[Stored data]

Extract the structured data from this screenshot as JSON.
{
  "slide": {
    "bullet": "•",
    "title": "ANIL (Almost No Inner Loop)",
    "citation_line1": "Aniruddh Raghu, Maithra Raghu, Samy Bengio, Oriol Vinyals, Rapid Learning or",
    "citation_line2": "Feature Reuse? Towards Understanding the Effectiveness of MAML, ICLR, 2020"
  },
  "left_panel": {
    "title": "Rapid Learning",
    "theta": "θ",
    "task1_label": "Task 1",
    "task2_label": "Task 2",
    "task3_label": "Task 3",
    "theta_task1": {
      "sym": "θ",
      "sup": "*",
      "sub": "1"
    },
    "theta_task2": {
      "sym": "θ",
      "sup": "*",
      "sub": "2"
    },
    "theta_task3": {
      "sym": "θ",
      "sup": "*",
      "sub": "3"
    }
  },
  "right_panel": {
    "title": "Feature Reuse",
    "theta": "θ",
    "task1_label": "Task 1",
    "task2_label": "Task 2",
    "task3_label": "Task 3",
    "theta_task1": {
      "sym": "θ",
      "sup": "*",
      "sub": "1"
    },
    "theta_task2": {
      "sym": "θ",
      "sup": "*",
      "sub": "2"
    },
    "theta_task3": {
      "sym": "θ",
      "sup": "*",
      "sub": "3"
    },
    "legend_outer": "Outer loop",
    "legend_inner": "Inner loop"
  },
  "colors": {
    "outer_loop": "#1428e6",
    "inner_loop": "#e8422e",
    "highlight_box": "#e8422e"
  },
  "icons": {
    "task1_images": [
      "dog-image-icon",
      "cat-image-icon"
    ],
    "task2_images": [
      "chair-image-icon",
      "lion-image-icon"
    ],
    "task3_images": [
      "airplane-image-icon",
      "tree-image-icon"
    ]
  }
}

**EXERCISE**
Return the entries in full, keeping every line exactly as it is.

**SOLUTION FOR THIS PROBLEM**
Extract the structured data from this screenshot as JSON.
{
  "slide": {
    "bullet": "•",
    "title": "ANIL (Almost No Inner Loop)",
    "citation_line1": "Aniruddh Raghu, Maithra Raghu, Samy Bengio, Oriol Vinyals, Rapid Learning or",
    "citation_line2": "Feature Reuse? Towards Understanding the Effectiveness of MAML, ICLR, 2020"
  },
  "left_panel": {
    "title": "Rapid Learning",
    "theta": "θ",
    "task1_label": "Task 1",
    "task2_label": "Task 2",
    "task3_label": "Task 3",
    "theta_task1": {
      "sym": "θ",
      "sup": "*",
      "sub": "1"
    },
    "theta_task2": {
      "sym": "θ",
      "sup": "*",
      "sub": "2"
    },
    "theta_task3": {
      "sym": "θ",
      "sup": "*",
      "sub": "3"
    }
  },
  "right_panel": {
    "title": "Feature Reuse",
    "theta": "θ",
    "task1_label": "Task 1",
    "task2_label": "Task 2",
    "task3_label": "Task 3",
    "theta_task1": {
      "sym": "θ",
      "sup": "*",
      "sub": "1"
    },
    "theta_task2": {
      "sym": "θ",
      "sup": "*",
      "sub": "2"
    },
    "theta_task3": {
      "sym": "θ",
      "sup": "*",
      "sub": "3"
    },
    "legend_outer": "Outer loop",
    "legend_inner": "Inner loop"
  },
  "colors": {
    "outer_loop": "#1428e6",
    "inner_loop": "#e8422e",
    "highlight_box": "#e8422e"
  },
  "icons": {
    "task1_images": [
      "dog-image-icon",
      "cat-image-icon"
    ],
    "task2_images": [
      "chair-image-icon",
      "lion-image-icon"
    ],
    "task3_images": [
      "airplane-image-icon",
      "tree-image-icon"
    ]
  }
}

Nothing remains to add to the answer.